[start]

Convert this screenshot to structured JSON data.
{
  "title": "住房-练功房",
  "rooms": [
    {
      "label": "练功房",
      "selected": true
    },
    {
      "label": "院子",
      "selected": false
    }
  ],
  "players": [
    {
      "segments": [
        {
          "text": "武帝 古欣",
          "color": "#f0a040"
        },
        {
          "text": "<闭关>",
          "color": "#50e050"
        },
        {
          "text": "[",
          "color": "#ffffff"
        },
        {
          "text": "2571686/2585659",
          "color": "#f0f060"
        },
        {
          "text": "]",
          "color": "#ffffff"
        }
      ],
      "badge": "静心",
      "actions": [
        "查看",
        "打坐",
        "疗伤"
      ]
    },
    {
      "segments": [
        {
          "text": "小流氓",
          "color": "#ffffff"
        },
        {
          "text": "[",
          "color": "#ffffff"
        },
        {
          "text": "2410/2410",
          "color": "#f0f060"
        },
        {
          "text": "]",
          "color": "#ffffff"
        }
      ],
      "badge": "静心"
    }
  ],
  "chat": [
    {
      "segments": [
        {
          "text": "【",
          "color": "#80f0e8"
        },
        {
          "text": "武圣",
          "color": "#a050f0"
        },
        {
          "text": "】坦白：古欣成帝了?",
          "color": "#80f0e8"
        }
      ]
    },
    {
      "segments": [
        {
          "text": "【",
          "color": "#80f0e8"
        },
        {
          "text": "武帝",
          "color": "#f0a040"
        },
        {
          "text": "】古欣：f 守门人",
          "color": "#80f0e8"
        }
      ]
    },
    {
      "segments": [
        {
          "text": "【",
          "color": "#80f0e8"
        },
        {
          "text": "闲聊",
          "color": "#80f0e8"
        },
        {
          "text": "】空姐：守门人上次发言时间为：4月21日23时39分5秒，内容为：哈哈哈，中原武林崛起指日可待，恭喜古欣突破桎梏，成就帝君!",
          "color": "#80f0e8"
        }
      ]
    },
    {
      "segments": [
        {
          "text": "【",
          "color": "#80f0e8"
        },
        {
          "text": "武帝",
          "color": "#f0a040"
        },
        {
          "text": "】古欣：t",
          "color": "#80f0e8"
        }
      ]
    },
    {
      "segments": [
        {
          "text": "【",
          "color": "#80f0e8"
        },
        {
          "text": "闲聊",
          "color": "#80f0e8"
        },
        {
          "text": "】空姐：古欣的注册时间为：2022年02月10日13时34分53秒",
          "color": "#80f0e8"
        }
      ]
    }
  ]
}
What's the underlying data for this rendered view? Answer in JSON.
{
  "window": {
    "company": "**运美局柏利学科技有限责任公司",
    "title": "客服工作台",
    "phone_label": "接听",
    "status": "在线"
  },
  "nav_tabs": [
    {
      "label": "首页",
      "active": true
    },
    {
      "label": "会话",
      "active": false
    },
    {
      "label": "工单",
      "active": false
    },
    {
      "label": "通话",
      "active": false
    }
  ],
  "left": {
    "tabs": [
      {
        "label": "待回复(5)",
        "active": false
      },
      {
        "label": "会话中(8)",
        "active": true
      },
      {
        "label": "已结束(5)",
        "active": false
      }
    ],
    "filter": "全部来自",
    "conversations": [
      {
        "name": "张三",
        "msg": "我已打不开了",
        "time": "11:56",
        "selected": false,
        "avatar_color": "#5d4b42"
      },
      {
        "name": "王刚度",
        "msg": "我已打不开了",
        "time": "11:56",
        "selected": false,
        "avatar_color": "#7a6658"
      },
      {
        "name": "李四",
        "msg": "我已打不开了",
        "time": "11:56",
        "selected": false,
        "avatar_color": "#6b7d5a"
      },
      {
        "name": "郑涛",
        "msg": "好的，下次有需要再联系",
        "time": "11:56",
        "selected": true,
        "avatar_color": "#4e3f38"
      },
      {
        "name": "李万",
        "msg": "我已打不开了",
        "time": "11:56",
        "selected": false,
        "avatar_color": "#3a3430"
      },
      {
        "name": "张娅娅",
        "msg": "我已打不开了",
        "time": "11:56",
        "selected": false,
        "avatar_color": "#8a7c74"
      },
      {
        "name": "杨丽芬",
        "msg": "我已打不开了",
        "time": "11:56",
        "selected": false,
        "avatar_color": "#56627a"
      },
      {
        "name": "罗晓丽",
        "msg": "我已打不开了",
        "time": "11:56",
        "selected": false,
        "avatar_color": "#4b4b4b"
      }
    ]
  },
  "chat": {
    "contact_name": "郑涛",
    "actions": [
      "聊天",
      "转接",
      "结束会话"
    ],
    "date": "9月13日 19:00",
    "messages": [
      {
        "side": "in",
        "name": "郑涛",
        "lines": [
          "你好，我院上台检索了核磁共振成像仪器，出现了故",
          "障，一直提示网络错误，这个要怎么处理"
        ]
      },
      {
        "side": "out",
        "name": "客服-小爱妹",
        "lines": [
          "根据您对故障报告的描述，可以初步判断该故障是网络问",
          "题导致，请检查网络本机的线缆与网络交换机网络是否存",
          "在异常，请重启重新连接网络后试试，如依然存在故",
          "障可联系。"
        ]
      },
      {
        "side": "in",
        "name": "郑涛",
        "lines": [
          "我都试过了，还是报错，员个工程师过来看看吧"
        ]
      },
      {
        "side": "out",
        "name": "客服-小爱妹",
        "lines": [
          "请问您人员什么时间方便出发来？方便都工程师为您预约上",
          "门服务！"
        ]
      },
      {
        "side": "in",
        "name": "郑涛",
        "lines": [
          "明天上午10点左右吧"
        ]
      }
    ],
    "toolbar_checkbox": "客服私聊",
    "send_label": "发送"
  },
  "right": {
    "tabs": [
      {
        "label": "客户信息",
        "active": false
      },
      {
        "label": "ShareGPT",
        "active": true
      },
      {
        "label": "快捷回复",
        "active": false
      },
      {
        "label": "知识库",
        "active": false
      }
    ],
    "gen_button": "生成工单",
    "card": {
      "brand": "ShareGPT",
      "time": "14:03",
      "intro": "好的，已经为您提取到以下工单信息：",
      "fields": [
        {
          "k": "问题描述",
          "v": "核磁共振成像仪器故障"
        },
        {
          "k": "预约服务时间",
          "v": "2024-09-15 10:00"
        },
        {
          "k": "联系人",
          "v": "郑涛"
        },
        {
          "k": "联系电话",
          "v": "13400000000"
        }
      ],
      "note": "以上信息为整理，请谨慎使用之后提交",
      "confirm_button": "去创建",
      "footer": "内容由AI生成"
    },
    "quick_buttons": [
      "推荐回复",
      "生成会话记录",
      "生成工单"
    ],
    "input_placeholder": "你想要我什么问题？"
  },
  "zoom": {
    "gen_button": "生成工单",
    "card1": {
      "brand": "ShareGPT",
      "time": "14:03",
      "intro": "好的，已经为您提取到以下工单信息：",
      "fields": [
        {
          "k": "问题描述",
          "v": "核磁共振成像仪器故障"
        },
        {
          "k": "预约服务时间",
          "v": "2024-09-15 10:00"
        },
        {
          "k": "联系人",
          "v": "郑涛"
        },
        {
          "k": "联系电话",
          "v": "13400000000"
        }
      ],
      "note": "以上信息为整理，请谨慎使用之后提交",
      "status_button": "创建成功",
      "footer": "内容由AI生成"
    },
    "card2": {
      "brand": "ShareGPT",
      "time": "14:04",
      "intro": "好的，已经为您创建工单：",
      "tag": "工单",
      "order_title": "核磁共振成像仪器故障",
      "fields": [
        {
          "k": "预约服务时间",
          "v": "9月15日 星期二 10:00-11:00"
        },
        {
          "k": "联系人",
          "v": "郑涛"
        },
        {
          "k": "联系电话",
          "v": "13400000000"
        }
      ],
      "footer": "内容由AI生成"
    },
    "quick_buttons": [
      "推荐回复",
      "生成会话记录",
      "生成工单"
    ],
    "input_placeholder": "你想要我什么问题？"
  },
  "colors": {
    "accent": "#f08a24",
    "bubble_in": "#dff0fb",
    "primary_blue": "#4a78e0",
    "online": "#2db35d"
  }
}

[end]

WHAT YOU SHOULD DO »
Search the records for the word "data", then list every line that has it.

ANSWER TO THIS TASK »
Convert this screenshot to structured JSON data.
What's the underlying data for this rendered view? Answer in JSON.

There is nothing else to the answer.